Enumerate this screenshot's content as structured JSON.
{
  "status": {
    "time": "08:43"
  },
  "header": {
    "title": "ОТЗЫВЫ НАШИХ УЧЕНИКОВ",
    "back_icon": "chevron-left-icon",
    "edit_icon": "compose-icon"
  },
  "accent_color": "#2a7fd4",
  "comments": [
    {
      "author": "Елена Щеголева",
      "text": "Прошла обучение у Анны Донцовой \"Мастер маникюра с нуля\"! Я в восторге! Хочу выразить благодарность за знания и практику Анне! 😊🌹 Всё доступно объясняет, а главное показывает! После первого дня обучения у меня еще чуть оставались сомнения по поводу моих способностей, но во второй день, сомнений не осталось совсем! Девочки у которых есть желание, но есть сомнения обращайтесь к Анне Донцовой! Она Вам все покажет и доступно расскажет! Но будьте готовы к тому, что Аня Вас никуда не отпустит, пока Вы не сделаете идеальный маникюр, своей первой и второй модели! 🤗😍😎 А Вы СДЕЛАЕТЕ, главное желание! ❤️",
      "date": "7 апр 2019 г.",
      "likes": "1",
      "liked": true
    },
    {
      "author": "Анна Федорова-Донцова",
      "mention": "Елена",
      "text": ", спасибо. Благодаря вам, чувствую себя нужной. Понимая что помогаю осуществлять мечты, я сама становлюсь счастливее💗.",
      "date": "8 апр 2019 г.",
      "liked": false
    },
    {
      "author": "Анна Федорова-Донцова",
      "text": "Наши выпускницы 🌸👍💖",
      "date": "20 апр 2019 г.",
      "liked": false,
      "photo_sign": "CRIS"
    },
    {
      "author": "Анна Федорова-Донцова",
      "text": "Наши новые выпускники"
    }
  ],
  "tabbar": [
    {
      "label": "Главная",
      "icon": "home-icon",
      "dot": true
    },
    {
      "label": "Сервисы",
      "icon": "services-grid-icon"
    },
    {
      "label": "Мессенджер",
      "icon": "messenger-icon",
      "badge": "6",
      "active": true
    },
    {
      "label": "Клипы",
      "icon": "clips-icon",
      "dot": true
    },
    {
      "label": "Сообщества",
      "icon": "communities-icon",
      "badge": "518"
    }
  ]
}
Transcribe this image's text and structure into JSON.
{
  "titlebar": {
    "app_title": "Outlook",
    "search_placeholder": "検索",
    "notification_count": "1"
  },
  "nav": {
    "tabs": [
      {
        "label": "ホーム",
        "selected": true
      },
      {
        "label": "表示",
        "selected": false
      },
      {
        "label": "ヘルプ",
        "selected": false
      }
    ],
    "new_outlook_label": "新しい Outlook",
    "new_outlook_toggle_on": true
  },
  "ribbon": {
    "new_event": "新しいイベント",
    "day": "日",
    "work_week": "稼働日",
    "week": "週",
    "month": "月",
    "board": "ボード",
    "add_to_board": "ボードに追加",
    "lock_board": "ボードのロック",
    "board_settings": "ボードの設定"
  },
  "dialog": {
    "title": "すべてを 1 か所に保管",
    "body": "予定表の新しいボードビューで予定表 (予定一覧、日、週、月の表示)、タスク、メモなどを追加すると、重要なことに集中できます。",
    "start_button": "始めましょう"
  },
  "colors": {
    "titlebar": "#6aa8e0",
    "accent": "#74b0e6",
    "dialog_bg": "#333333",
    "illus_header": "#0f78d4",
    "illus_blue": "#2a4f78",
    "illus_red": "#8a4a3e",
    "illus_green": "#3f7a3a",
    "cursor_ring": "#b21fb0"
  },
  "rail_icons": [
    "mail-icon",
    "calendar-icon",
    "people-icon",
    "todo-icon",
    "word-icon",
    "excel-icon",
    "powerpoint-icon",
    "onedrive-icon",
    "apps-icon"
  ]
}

Set exercise =>
Going through the data, tally the lines containing "this" and report only the result.

Exercise answer =>
2